■ What to do: Search the records below for the word "Plate". Pull out each line that has it.

■ Given information:
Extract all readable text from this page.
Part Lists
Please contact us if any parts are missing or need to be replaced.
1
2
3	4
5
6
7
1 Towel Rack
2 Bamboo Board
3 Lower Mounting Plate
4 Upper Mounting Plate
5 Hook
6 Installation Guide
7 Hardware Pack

■ Task output:
3 Lower Mounting Plate
4 Upper Mounting Plate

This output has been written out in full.